▶ [Prompt]
Write each record again exactly as it stands.

[Stored data]
____________________
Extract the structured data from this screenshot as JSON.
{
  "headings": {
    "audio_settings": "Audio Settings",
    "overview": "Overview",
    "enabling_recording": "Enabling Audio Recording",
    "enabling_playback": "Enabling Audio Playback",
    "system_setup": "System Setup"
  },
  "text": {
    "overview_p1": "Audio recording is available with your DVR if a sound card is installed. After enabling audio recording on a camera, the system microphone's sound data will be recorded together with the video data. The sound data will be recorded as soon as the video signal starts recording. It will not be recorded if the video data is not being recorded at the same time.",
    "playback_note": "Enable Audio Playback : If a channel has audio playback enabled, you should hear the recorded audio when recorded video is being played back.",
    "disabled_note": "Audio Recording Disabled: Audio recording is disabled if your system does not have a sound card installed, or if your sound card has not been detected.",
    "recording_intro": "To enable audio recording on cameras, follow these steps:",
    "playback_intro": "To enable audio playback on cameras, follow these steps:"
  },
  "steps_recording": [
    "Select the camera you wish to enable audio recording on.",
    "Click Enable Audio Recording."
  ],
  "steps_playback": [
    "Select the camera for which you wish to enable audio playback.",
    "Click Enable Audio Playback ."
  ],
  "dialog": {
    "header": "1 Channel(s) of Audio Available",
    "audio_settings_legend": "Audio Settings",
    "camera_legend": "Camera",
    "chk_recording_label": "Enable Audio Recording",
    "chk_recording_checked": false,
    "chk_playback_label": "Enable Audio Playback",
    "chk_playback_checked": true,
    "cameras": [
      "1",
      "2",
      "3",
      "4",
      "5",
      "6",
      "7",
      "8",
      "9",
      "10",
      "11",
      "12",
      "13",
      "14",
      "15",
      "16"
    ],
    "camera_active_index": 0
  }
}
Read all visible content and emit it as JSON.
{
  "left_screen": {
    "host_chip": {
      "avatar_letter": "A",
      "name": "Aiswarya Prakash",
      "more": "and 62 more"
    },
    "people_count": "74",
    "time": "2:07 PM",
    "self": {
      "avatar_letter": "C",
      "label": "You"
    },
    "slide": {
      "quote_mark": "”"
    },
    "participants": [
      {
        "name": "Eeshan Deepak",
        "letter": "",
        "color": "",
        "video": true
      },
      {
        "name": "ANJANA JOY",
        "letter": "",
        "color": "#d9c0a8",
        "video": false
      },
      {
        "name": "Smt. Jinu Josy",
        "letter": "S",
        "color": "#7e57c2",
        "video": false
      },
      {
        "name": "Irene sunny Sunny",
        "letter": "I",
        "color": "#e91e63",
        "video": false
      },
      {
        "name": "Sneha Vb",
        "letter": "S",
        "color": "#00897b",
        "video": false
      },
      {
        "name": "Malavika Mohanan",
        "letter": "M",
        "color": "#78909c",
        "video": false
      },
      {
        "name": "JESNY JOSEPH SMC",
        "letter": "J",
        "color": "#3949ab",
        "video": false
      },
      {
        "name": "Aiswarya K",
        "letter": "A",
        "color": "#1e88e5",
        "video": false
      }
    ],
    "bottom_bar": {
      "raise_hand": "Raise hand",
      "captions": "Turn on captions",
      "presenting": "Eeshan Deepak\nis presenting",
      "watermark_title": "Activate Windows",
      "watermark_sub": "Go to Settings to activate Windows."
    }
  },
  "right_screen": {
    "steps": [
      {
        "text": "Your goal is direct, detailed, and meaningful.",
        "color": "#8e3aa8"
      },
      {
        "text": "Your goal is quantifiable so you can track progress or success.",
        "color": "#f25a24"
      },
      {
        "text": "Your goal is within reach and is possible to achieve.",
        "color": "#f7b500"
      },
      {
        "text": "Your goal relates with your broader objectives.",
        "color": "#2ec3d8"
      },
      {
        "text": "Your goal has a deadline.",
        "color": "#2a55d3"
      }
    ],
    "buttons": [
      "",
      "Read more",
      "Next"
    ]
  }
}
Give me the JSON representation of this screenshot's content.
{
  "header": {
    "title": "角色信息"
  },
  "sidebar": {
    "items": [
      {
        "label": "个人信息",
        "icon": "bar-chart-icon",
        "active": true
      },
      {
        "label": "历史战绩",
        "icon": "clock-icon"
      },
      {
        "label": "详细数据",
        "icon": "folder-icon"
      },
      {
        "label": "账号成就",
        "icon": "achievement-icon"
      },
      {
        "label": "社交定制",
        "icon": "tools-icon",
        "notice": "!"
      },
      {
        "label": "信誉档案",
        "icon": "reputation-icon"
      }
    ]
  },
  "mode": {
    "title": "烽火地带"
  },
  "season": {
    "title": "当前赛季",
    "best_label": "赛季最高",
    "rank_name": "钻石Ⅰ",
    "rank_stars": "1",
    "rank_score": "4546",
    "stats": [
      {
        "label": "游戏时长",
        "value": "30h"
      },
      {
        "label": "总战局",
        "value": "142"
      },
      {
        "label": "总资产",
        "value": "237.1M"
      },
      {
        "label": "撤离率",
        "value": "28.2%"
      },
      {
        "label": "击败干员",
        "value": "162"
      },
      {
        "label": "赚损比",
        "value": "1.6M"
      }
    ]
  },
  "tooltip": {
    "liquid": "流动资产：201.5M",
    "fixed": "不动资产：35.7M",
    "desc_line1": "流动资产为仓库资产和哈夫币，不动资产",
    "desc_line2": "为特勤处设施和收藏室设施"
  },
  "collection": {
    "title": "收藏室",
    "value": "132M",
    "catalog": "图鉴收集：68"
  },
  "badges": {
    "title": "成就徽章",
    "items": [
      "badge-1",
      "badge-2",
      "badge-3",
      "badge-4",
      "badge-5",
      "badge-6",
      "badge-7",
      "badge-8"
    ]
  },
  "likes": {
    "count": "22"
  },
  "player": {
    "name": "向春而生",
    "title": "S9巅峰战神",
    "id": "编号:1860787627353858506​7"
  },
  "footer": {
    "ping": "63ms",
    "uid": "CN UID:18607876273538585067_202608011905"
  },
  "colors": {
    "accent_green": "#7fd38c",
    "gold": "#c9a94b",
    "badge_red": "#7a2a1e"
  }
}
____________________
▶ [Task result]
Extract the structured data from this screenshot as JSON.
{
  "headings": {
    "audio_settings": "Audio Settings",
    "overview": "Overview",
    "enabling_recording": "Enabling Audio Recording",
    "enabling_playback": "Enabling Audio Playback",
    "system_setup": "System Setup"
  },
  "text": {
    "overview_p1": "Audio recording is available with your DVR if a sound card is installed. After enabling audio recording on a camera, the system microphone's sound data will be recorded together with the video data. The sound data will be recorded as soon as the video signal starts recording. It will not be recorded if the video data is not being recorded at the same time.",
    "playback_note": "Enable Audio Playback : If a channel has audio playback enabled, you should hear the recorded audio when recorded video is being played back.",
    "disabled_note": "Audio Recording Disabled: Audio recording is disabled if your system does not have a sound card installed, or if your sound card has not been detected.",
    "recording_intro": "To enable audio recording on cameras, follow these steps:",
    "playback_intro": "To enable audio playback on cameras, follow these steps:"
  },
  "steps_recording": [
    "Select the camera you wish to enable audio recording on.",
    "Click Enable Audio Recording."
  ],
  "steps_playback": [
    "Select the camera for which you wish to enable audio playback.",
    "Click Enable Audio Playback ."
  ],
  "dialog": {
    "header": "1 Channel(s) of Audio Available",
    "audio_settings_legend": "Audio Settings",
    "camera_legend": "Camera",
    "chk_recording_label": "Enable Audio Recording",
    "chk_recording_checked": false,
    "chk_playback_label": "Enable Audio Playback",
    "chk_playback_checked": true,
    "cameras": [
      "1",
      "2",
      "3",
      "4",
      "5",
      "6",
      "7",
      "8",
      "9",
      "10",
      "11",
      "12",
      "13",
      "14",
      "15",
      "16"
    ],
    "camera_active_index": 0
  }
}
Read all visible content and emit it as JSON.
{
  "left_screen": {
    "host_chip": {
      "avatar_letter": "A",
      "name": "Aiswarya Prakash",
      "more": "and 62 more"
    },
    "people_count": "74",
    "time": "2:07 PM",
    "self": {
      "avatar_letter": "C",
      "label": "You"
    },
    "slide": {
      "quote_mark": "”"
    },
    "participants": [
      {
        "name": "Eeshan Deepak",
        "letter": "",
        "color": "",
        "video": true
      },
      {
        "name": "ANJANA JOY",
        "letter": "",
        "color": "#d9c0a8",
        "video": false
      },
      {
        "name": "Smt. Jinu Josy",
        "letter": "S",
        "color": "#7e57c2",
        "video": false
      },
      {
        "name": "Irene sunny Sunny",
        "letter": "I",
        "color": "#e91e63",
        "video": false
      },
      {
        "name": "Sneha Vb",
        "letter": "S",
        "color": "#00897b",
        "video": false
      },
      {
        "name": "Malavika Mohanan",
        "letter": "M",
        "color": "#78909c",
        "video": false
      },
      {
        "name": "JESNY JOSEPH SMC",
        "letter": "J",
        "color": "#3949ab",
        "video": false
      },
      {
        "name": "Aiswarya K",
        "letter": "A",
        "color": "#1e88e5",
        "video": false
      }
    ],
    "bottom_bar": {
      "raise_hand": "Raise hand",
      "captions": "Turn on captions",
      "presenting": "Eeshan Deepak\nis presenting",
      "watermark_title": "Activate Windows",
      "watermark_sub": "Go to Settings to activate Windows."
    }
  },
  "right_screen": {
    "steps": [
      {
        "text": "Your goal is direct, detailed, and meaningful.",
        "color": "#8e3aa8"
      },
      {
        "text": "Your goal is quantifiable so you can track progress or success.",
        "color": "#f25a24"
      },
      {
        "text": "Your goal is within reach and is possible to achieve.",
        "color": "#f7b500"
      },
      {
        "text": "Your goal relates with your broader objectives.",
        "color": "#2ec3d8"
      },
      {
        "text": "Your goal has a deadline.",
        "color": "#2a55d3"
      }
    ],
    "buttons": [
      "",
      "Read more",
      "Next"
    ]
  }
}
Give me the JSON representation of this screenshot's content.
{
  "header": {
    "title": "角色信息"
  },
  "sidebar": {
    "items": [
      {
        "label": "个人信息",
        "icon": "bar-chart-icon",
        "active": true
      },
      {
        "label": "历史战绩",
        "icon": "clock-icon"
      },
      {
        "label": "详细数据",
        "icon": "folder-icon"
      },
      {
        "label": "账号成就",
        "icon": "achievement-icon"
      },
      {
        "label": "社交定制",
        "icon": "tools-icon",
        "notice": "!"
      },
      {
        "label": "信誉档案",
        "icon": "reputation-icon"
      }
    ]
  },
  "mode": {
    "title": "烽火地带"
  },
  "season": {
    "title": "当前赛季",
    "best_label": "赛季最高",
    "rank_name": "钻石Ⅰ",
    "rank_stars": "1",
    "rank_score": "4546",
    "stats": [
      {
        "label": "游戏时长",
        "value": "30h"
      },
      {
        "label": "总战局",
        "value": "142"
      },
      {
        "label": "总资产",
        "value": "237.1M"
      },
      {
        "label": "撤离率",
        "value": "28.2%"
      },
      {
        "label": "击败干员",
        "value": "162"
      },
      {
        "label": "赚损比",
        "value": "1.6M"
      }
    ]
  },
  "tooltip": {
    "liquid": "流动资产：201.5M",
    "fixed": "不动资产：35.7M",
    "desc_line1": "流动资产为仓库资产和哈夫币，不动资产",
    "desc_line2": "为特勤处设施和收藏室设施"
  },
  "collection": {
    "title": "收藏室",
    "value": "132M",
    "catalog": "图鉴收集：68"
  },
  "badges": {
    "title": "成就徽章",
    "items": [
      "badge-1",
      "badge-2",
      "badge-3",
      "badge-4",
      "badge-5",
      "badge-6",
      "badge-7",
      "badge-8"
    ]
  },
  "likes": {
    "count": "22"
  },
  "player": {
    "name": "向春而生",
    "title": "S9巅峰战神",
    "id": "编号:1860787627353858506​7"
  },
  "footer": {
    "ping": "63ms",
    "uid": "CN UID:18607876273538585067_202608011905"
  },
  "colors": {
    "accent_green": "#7fd38c",
    "gold": "#c9a94b",
    "badge_red": "#7a2a1e"
  }
}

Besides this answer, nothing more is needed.